Extract every line of the material that holds the string "dashed".
-- start The data --
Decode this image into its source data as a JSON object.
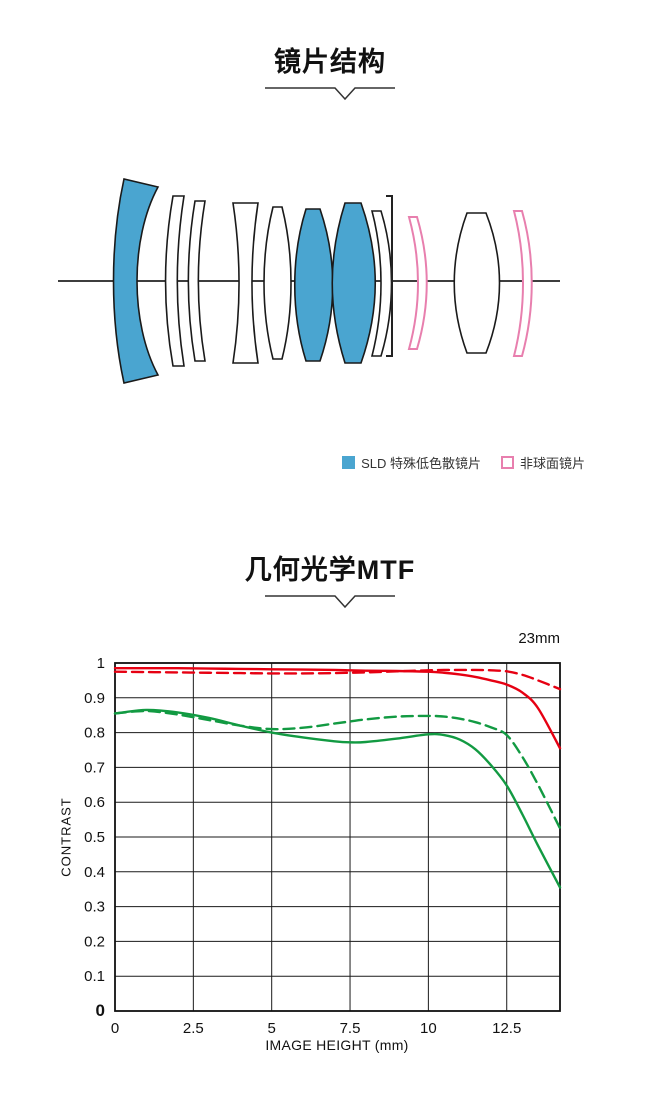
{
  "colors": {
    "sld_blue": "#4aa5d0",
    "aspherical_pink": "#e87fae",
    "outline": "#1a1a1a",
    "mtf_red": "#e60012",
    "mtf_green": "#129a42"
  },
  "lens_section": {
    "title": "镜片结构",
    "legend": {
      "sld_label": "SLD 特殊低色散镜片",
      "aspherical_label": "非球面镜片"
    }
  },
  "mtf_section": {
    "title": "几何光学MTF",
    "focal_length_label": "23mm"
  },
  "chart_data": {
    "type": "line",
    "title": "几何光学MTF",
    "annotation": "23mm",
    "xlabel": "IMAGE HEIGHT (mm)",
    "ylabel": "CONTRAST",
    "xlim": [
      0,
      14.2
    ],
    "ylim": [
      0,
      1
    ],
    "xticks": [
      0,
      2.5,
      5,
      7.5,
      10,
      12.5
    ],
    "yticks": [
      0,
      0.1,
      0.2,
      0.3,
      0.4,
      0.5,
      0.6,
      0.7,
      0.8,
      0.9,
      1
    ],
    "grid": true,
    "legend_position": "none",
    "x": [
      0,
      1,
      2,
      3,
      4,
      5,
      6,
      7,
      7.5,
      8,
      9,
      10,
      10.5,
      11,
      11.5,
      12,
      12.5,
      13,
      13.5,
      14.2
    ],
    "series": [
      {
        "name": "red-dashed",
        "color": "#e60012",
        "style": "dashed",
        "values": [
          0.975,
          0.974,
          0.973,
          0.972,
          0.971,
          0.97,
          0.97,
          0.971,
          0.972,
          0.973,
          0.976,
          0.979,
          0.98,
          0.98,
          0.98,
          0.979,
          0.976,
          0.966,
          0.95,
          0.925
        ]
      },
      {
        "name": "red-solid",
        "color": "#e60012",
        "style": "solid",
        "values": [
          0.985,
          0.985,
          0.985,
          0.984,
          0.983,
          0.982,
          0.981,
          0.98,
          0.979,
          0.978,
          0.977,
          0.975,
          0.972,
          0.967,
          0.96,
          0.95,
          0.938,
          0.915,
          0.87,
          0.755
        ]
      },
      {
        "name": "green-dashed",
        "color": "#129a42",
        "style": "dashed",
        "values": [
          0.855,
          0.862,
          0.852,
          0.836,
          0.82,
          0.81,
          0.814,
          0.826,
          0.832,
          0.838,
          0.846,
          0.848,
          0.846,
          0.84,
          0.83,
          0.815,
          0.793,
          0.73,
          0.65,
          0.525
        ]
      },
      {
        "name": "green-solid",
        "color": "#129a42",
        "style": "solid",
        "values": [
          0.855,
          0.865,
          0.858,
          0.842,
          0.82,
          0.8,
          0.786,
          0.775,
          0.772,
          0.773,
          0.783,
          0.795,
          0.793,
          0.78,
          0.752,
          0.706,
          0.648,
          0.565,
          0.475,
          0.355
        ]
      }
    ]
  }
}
-- end The data --
-- start The data --
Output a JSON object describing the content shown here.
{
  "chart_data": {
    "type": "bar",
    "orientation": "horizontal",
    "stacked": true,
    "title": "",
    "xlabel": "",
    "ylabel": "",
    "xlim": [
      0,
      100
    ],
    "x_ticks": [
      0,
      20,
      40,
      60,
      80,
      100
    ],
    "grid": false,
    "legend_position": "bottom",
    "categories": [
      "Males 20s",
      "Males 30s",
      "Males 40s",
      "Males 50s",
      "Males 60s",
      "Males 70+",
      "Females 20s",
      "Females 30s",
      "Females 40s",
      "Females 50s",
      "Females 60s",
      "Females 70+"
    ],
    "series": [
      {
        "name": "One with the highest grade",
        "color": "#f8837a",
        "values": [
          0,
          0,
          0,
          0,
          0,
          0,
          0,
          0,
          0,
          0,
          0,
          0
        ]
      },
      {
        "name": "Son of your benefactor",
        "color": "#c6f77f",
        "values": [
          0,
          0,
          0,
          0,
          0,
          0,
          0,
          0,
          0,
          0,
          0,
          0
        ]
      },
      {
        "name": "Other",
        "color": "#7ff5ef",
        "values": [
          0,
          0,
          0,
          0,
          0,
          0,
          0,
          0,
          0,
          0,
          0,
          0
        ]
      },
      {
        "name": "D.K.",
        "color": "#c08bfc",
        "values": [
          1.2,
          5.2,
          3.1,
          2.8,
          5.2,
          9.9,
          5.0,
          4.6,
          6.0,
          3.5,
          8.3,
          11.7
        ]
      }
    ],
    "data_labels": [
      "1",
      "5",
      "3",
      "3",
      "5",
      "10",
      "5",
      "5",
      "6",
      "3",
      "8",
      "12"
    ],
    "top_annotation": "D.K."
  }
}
-- end The data --
> **Final result**
        "name": "red-dashed",
        "style": "dashed",
        "name": "green-dashed",
        "style": "dashed",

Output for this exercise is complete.